Select all lines holding the word "Declaration" from the entries that follow.
* Begin *
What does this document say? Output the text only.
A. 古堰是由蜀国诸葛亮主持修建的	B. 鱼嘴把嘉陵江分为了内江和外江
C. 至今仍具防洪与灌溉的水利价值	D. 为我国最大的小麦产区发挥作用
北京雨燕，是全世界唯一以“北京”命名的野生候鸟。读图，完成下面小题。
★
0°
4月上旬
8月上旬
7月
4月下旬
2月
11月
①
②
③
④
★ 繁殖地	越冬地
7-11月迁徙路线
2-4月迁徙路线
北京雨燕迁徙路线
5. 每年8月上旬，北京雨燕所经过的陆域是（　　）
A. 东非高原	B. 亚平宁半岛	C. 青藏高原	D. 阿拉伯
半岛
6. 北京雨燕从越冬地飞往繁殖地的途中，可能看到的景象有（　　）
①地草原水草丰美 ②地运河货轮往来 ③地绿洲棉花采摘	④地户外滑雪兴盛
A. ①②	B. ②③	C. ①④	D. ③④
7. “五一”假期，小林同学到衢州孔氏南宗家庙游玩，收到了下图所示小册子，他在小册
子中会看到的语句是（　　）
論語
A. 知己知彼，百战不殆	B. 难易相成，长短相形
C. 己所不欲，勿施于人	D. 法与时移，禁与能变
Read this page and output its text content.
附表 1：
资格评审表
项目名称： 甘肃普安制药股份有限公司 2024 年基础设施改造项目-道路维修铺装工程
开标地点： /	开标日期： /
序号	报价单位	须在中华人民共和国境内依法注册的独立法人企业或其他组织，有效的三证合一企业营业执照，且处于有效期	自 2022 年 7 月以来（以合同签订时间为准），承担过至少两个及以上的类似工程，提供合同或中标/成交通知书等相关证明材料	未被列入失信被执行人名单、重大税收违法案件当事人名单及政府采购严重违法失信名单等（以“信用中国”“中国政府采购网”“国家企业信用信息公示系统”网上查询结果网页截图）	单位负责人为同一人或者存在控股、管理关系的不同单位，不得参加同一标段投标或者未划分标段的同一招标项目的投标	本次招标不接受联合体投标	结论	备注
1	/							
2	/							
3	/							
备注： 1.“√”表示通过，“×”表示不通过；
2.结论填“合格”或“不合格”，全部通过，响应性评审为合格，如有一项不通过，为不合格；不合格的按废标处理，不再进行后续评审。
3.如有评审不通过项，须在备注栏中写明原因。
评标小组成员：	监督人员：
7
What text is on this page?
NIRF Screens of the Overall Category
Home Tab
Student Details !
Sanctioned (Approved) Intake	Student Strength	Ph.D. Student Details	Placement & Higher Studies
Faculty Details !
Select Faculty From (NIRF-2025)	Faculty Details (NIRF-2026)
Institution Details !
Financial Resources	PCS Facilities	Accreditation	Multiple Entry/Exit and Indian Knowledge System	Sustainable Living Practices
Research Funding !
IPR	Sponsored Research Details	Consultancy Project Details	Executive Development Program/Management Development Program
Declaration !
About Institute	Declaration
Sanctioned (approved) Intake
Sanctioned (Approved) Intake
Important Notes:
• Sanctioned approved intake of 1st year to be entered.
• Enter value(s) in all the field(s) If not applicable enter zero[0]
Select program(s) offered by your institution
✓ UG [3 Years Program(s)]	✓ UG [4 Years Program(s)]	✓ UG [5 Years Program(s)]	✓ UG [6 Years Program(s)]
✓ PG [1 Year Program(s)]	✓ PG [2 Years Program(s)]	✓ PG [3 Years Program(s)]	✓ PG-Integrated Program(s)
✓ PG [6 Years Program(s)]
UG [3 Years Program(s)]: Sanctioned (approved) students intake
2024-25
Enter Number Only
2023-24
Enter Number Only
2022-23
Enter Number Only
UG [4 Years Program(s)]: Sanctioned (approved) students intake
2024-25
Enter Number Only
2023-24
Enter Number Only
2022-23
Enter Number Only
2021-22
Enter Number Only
* End *
_SOLUTION TO THIS EXERCISE_
Declaration !
About Institute	Declaration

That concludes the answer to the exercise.